Lines of data:
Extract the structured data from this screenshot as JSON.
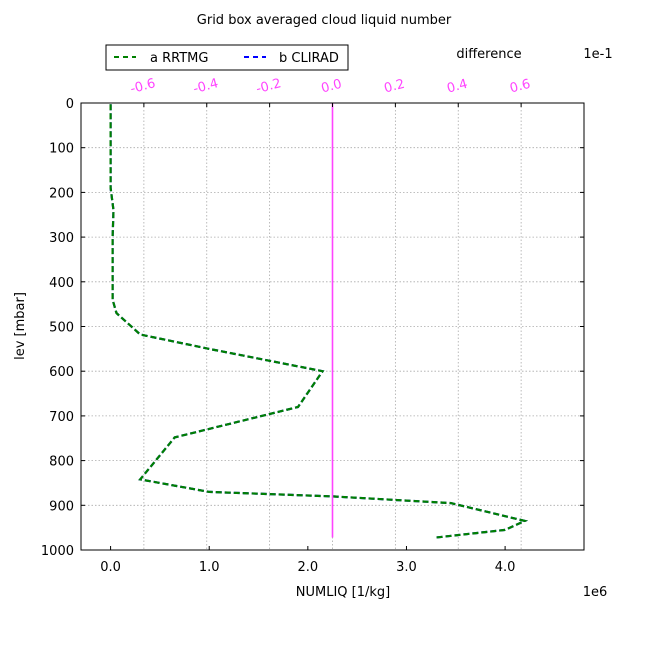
{
  "chart_data": {
    "type": "line",
    "title": "Grid box averaged cloud liquid number",
    "xlabel": "NUMLIQ [1/kg]",
    "ylabel": "lev [mbar]",
    "x_scale_label": "1e6",
    "xlim": [
      -0.3,
      4.8
    ],
    "x_ticks": [
      0.0,
      1.0,
      2.0,
      3.0,
      4.0
    ],
    "x_tick_labels": [
      "0.0",
      "1.0",
      "2.0",
      "3.0",
      "4.0"
    ],
    "ylim": [
      1000,
      0
    ],
    "y_ticks": [
      0,
      100,
      200,
      300,
      400,
      500,
      600,
      700,
      800,
      900,
      1000
    ],
    "y_tick_labels": [
      "0",
      "100",
      "200",
      "300",
      "400",
      "500",
      "600",
      "700",
      "800",
      "900",
      "1000"
    ],
    "grid": true,
    "legend_position": "top-left",
    "legend": [
      {
        "label": "a RRTMG",
        "color": "#008000",
        "dash": "dashed"
      },
      {
        "label": "b CLIRAD",
        "color": "#0000ff",
        "dash": "dashed"
      }
    ],
    "series": [
      {
        "name": "a RRTMG",
        "color": "#008000",
        "points": [
          [
            0.0,
            3
          ],
          [
            0.0,
            100
          ],
          [
            0.0,
            190
          ],
          [
            0.03,
            240
          ],
          [
            0.02,
            300
          ],
          [
            0.02,
            440
          ],
          [
            0.06,
            470
          ],
          [
            0.3,
            518
          ],
          [
            1.0,
            550
          ],
          [
            2.15,
            600
          ],
          [
            1.9,
            680
          ],
          [
            0.65,
            748
          ],
          [
            0.3,
            842
          ],
          [
            1.0,
            870
          ],
          [
            2.25,
            880
          ],
          [
            3.45,
            895
          ],
          [
            4.2,
            935
          ],
          [
            4.0,
            955
          ],
          [
            3.3,
            972
          ]
        ]
      },
      {
        "name": "b CLIRAD",
        "color": "#0000ff",
        "points": [
          [
            0.0,
            3
          ],
          [
            0.0,
            100
          ],
          [
            0.0,
            190
          ],
          [
            0.03,
            240
          ],
          [
            0.02,
            300
          ],
          [
            0.02,
            440
          ],
          [
            0.06,
            470
          ],
          [
            0.3,
            518
          ],
          [
            1.0,
            550
          ],
          [
            2.15,
            600
          ],
          [
            1.9,
            680
          ],
          [
            0.65,
            748
          ],
          [
            0.3,
            842
          ],
          [
            1.0,
            870
          ],
          [
            2.25,
            880
          ],
          [
            3.45,
            895
          ],
          [
            4.2,
            935
          ],
          [
            4.0,
            955
          ],
          [
            3.3,
            972
          ]
        ]
      }
    ],
    "difference_axis": {
      "label": "difference",
      "scale_label": "1e-1",
      "color": "#ff44ff",
      "xlim": [
        -0.8,
        0.8
      ],
      "ticks": [
        -0.6,
        -0.4,
        -0.2,
        0.0,
        0.2,
        0.4,
        0.6
      ],
      "tick_labels": [
        "-0.6",
        "-0.4",
        "-0.2",
        "0.0",
        "0.2",
        "0.4",
        "0.6"
      ],
      "points": [
        [
          0.0,
          0
        ],
        [
          0.0,
          972
        ]
      ]
    }
  }
}
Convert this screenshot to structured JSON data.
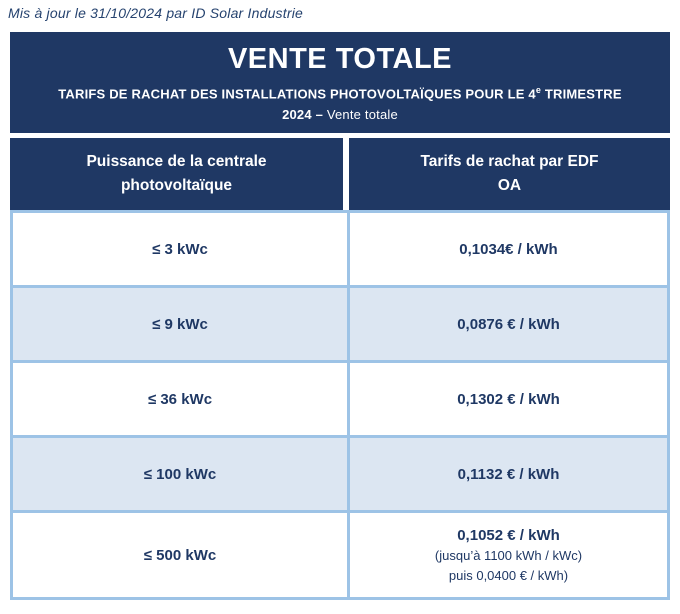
{
  "page": {
    "updated_note": "Mis à jour le 31/10/2024 par ID Solar Industrie"
  },
  "header": {
    "title": "VENTE TOTALE",
    "subtitle_bold_lead": "TARIFS DE RACHAT DES INSTALLATIONS PHOTOVOLTAÏQUES POUR LE 4",
    "subtitle_sup": "e",
    "subtitle_bold_tail": " TRIMESTRE 2024 – ",
    "subtitle_regular": "Vente totale"
  },
  "table": {
    "columns": [
      {
        "label": "Puissance de la centrale photovoltaïque"
      },
      {
        "label": "Tarifs de rachat par EDF OA"
      }
    ],
    "rows": [
      {
        "power": "≤ 3 kWc",
        "tariff": "0,1034€ / kWh"
      },
      {
        "power": "≤ 9 kWc",
        "tariff": "0,0876 € / kWh"
      },
      {
        "power": "≤ 36 kWc",
        "tariff": "0,1302 € / kWh"
      },
      {
        "power": "≤ 100 kWc",
        "tariff": "0,1132 € / kWh"
      },
      {
        "power": "≤ 500 kWc",
        "tariff": "0,1052 € / kWh",
        "tariff_note_1": "(jusqu’à 1100 kWh / kWc)",
        "tariff_note_2": "puis 0,0400 € / kWh)"
      }
    ]
  },
  "colors": {
    "navy": "#1F3864",
    "row_alt_blue": "#DCE6F2",
    "grid_blue": "#9DC3E6",
    "note_text_blue": "#26436F"
  }
}
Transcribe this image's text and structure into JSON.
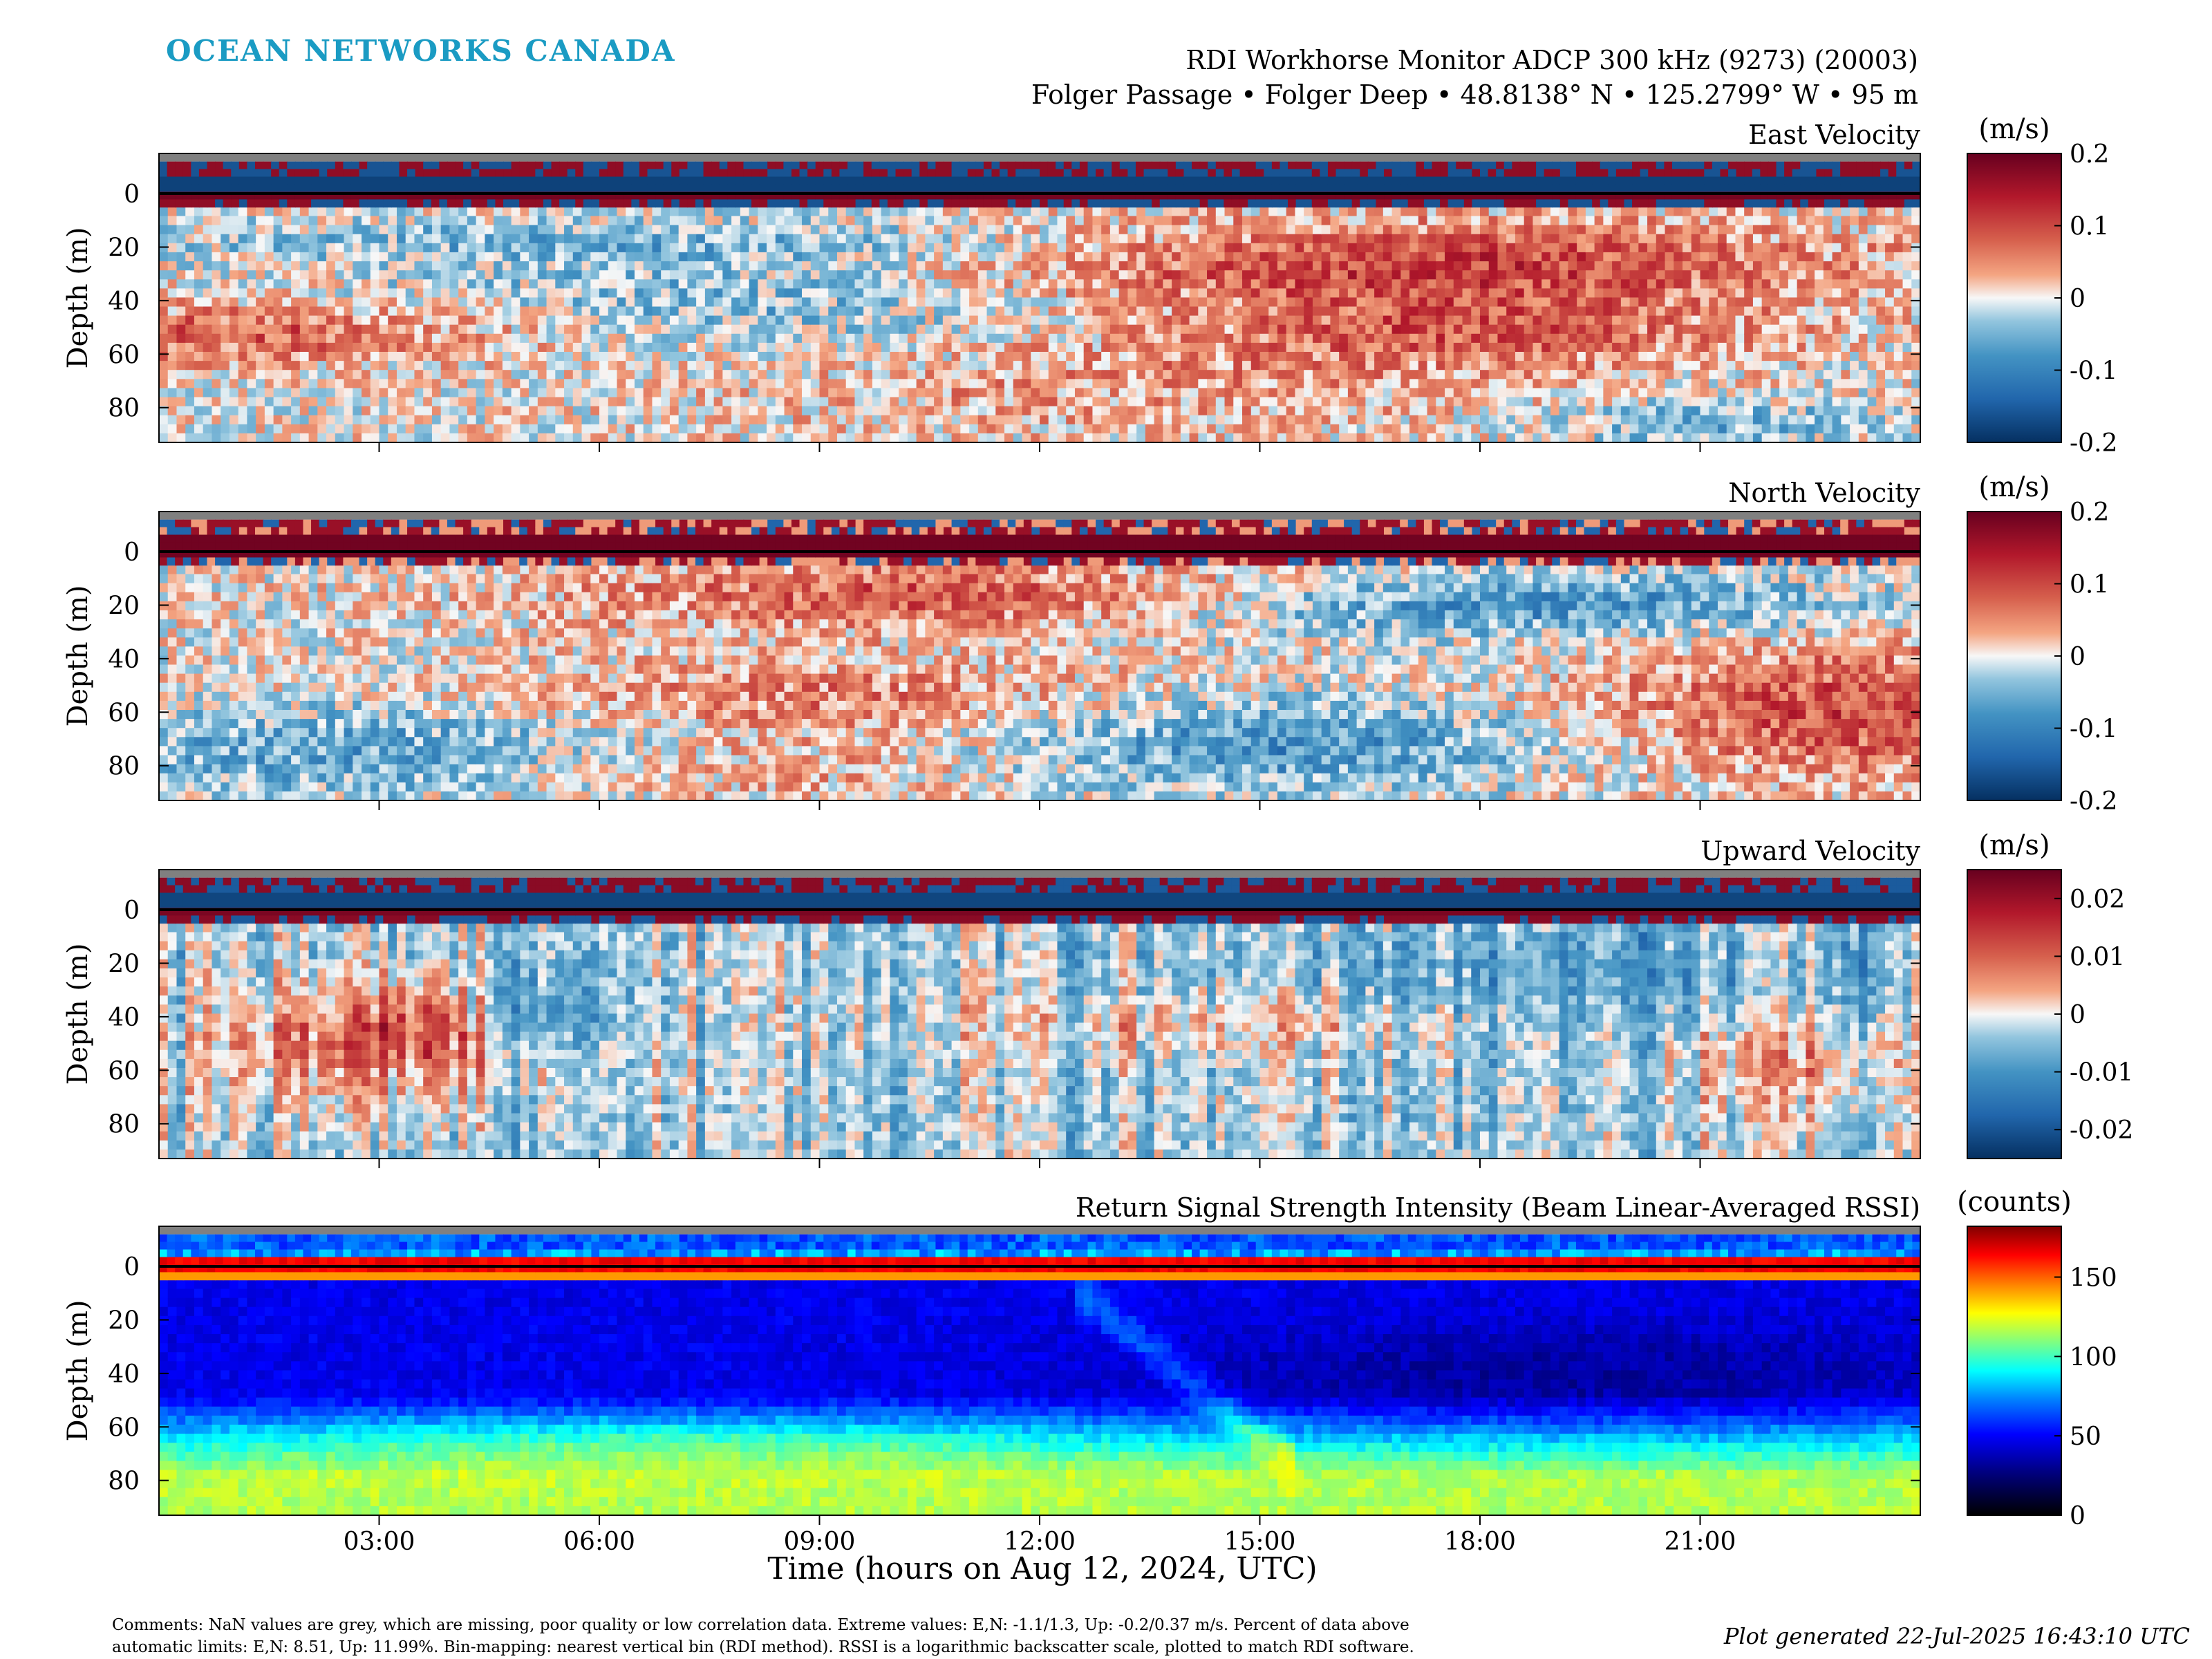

### Aim
Reproduce the material above verbatim; omit every picture.

### Response
Extract the structured data from this screenshot as JSON.
{
  "chart_data": {
    "type": "line",
    "title": "Grid box averaged cloud liquid number",
    "xlabel": "NUMLIQ [1/kg]",
    "ylabel": "lev [mbar]",
    "x_scale_label": "1e6",
    "xlim": [
      -0.3,
      4.8
    ],
    "x_ticks": [
      0.0,
      1.0,
      2.0,
      3.0,
      4.0
    ],
    "x_tick_labels": [
      "0.0",
      "1.0",
      "2.0",
      "3.0",
      "4.0"
    ],
    "ylim": [
      1000,
      0
    ],
    "y_ticks": [
      0,
      100,
      200,
      300,
      400,
      500,
      600,
      700,
      800,
      900,
      1000
    ],
    "y_tick_labels": [
      "0",
      "100",
      "200",
      "300",
      "400",
      "500",
      "600",
      "700",
      "800",
      "900",
      "1000"
    ],
    "grid": true,
    "legend_position": "top-left",
    "legend": [
      {
        "label": "a RRTMG",
        "color": "#008000",
        "dash": "dashed"
      },
      {
        "label": "b CLIRAD",
        "color": "#0000ff",
        "dash": "dashed"
      }
    ],
    "series": [
      {
        "name": "a RRTMG",
        "color": "#008000",
        "points": [
          [
            0.0,
            3
          ],
          [
            0.0,
            100
          ],
          [
            0.0,
            190
          ],
          [
            0.03,
            240
          ],
          [
            0.02,
            300
          ],
          [
            0.02,
            440
          ],
          [
            0.06,
            470
          ],
          [
            0.3,
            518
          ],
          [
            1.0,
            550
          ],
          [
            2.15,
            600
          ],
          [
            1.9,
            680
          ],
          [
            0.65,
            748
          ],
          [
            0.3,
            842
          ],
          [
            1.0,
            870
          ],
          [
            2.25,
            880
          ],
          [
            3.45,
            895
          ],
          [
            4.2,
            935
          ],
          [
            4.0,
            955
          ],
          [
            3.3,
            972
          ]
        ]
      },
      {
        "name": "b CLIRAD",
        "color": "#0000ff",
        "points": [
          [
            0.0,
            3
          ],
          [
            0.0,
            100
          ],
          [
            0.0,
            190
          ],
          [
            0.03,
            240
          ],
          [
            0.02,
            300
          ],
          [
            0.02,
            440
          ],
          [
            0.06,
            470
          ],
          [
            0.3,
            518
          ],
          [
            1.0,
            550
          ],
          [
            2.15,
            600
          ],
          [
            1.9,
            680
          ],
          [
            0.65,
            748
          ],
          [
            0.3,
            842
          ],
          [
            1.0,
            870
          ],
          [
            2.25,
            880
          ],
          [
            3.45,
            895
          ],
          [
            4.2,
            935
          ],
          [
            4.0,
            955
          ],
          [
            3.3,
            972
          ]
        ]
      }
    ],
    "difference_axis": {
      "label": "difference",
      "scale_label": "1e-1",
      "color": "#ff44ff",
      "xlim": [
        -0.8,
        0.8
      ],
      "ticks": [
        -0.6,
        -0.4,
        -0.2,
        0.0,
        0.2,
        0.4,
        0.6
      ],
      "tick_labels": [
        "-0.6",
        "-0.4",
        "-0.2",
        "0.0",
        "0.2",
        "0.4",
        "0.6"
      ],
      "points": [
        [
          0.0,
          0
        ],
        [
          0.0,
          972
        ]
      ]
    }
  }
}
Convert this screenshot to structured JSON data.
{
  "page": {
    "updated_note": "Mis à jour le 31/10/2024 par ID Solar Industrie"
  },
  "header": {
    "title": "VENTE TOTALE",
    "subtitle_bold_lead": "TARIFS DE RACHAT DES INSTALLATIONS PHOTOVOLTAÏQUES POUR LE 4",
    "subtitle_sup": "e",
    "subtitle_bold_tail": " TRIMESTRE 2024 – ",
    "subtitle_regular": "Vente totale"
  },
  "table": {
    "columns": [
      {
        "label": "Puissance de la centrale photovoltaïque"
      },
      {
        "label": "Tarifs de rachat par EDF OA"
      }
    ],
    "rows": [
      {
        "power": "≤ 3 kWc",
        "tariff": "0,1034€ / kWh"
      },
      {
        "power": "≤ 9 kWc",
        "tariff": "0,0876 € / kWh"
      },
      {
        "power": "≤ 36 kWc",
        "tariff": "0,1302 € / kWh"
      },
      {
        "power": "≤ 100 kWc",
        "tariff": "0,1132 € / kWh"
      },
      {
        "power": "≤ 500 kWc",
        "tariff": "0,1052 € / kWh",
        "tariff_note_1": "(jusqu’à 1100 kWh / kWc)",
        "tariff_note_2": "puis 0,0400 € / kWh)"
      }
    ]
  },
  "colors": {
    "navy": "#1F3864",
    "row_alt_blue": "#DCE6F2",
    "grid_blue": "#9DC3E6",
    "note_text_blue": "#26436F"
  }
}
Transcribe this image's text and structure into JSON.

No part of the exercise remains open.